* START Extracted material *

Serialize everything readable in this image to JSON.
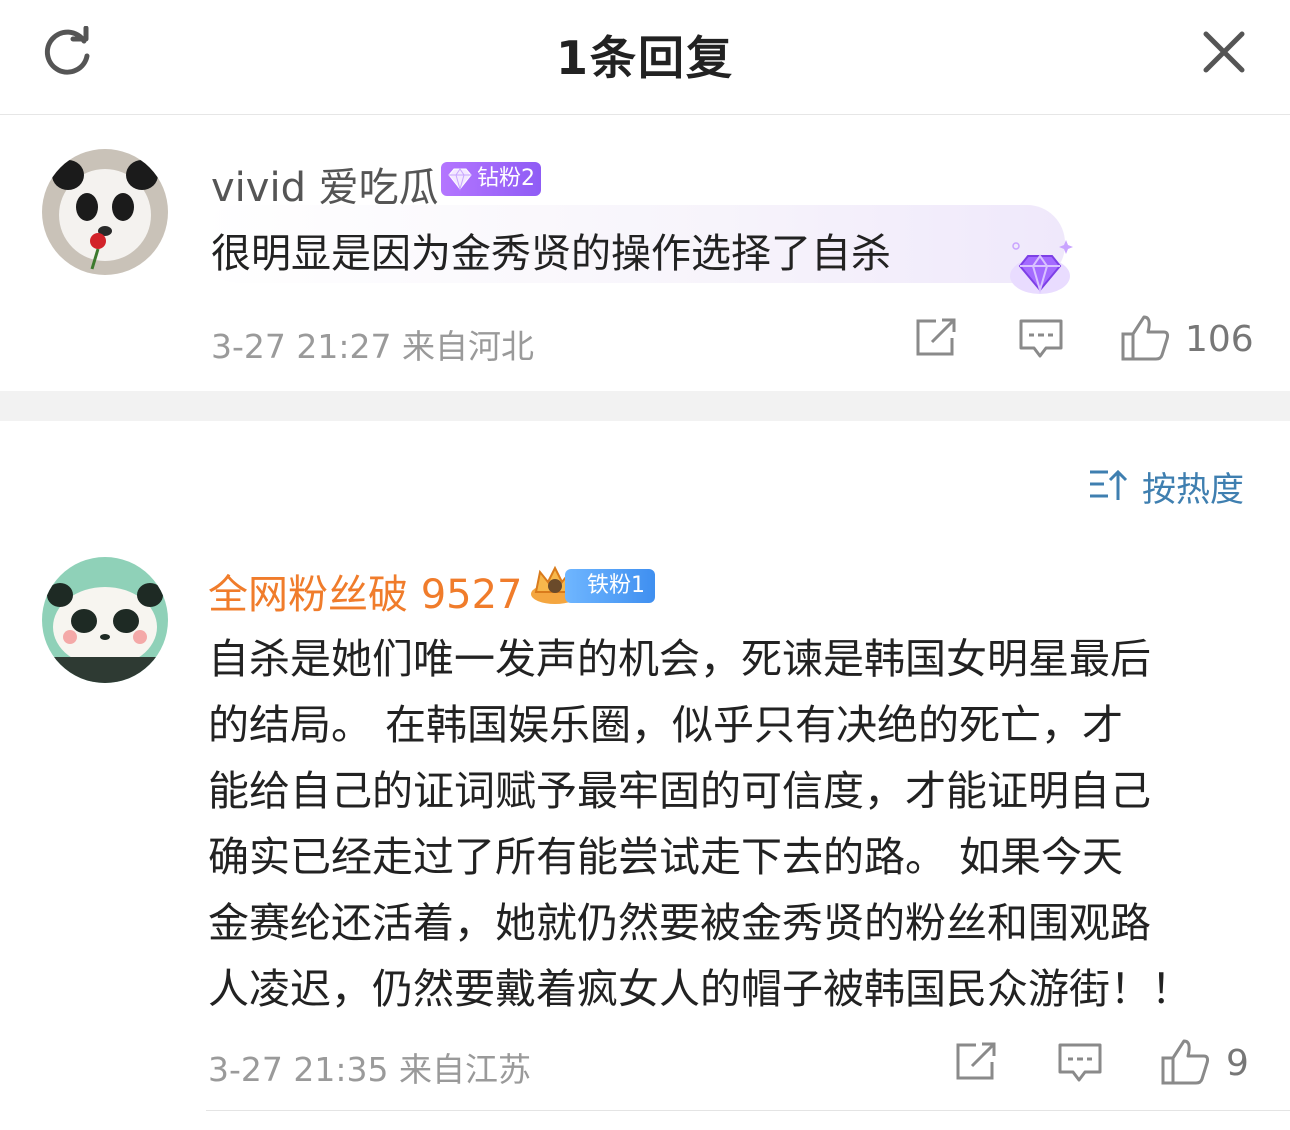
{
  "header": {
    "title": "1条回复",
    "refresh_icon": "refresh-icon",
    "close_icon": "close-icon"
  },
  "root_comment": {
    "username": "vivid 爱吃瓜",
    "badge": "钻粉2",
    "text": "很明显是因为金秀贤的操作选择了自杀",
    "meta": "3-27 21:27  来自河北",
    "likes": "106"
  },
  "sort": {
    "label": "按热度"
  },
  "reply": {
    "username": "全网粉丝破 9527",
    "badge": "铁粉1",
    "lines": [
      "自杀是她们唯一发声的机会，死谏是韩国女明星最后",
      "的结局。   在韩国娱乐圈，似乎只有决绝的死亡，才",
      "能给自己的证词赋予最牢固的可信度，才能证明自己",
      "确实已经走过了所有能尝试走下去的路。   如果今天",
      "金赛纶还活着，她就仍然要被金秀贤的粉丝和围观路",
      "人凌迟，仍然要戴着疯女人的帽子被韩国民众游街！！"
    ],
    "meta": "3-27 21:35  来自江苏",
    "likes": "9"
  },
  "colors": {
    "reply_username": "#f07c2b",
    "sort_accent": "#3f7fb0",
    "diamond_badge": "#9b63f7",
    "iron_badge": "#4a97f2"
  }
}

* END Extracted material *

Using the material above, copy every line in which the string "icon" occurs.

-- Answer for this exercise --
    "refresh_icon": "refresh-icon",
    "close_icon": "close-icon"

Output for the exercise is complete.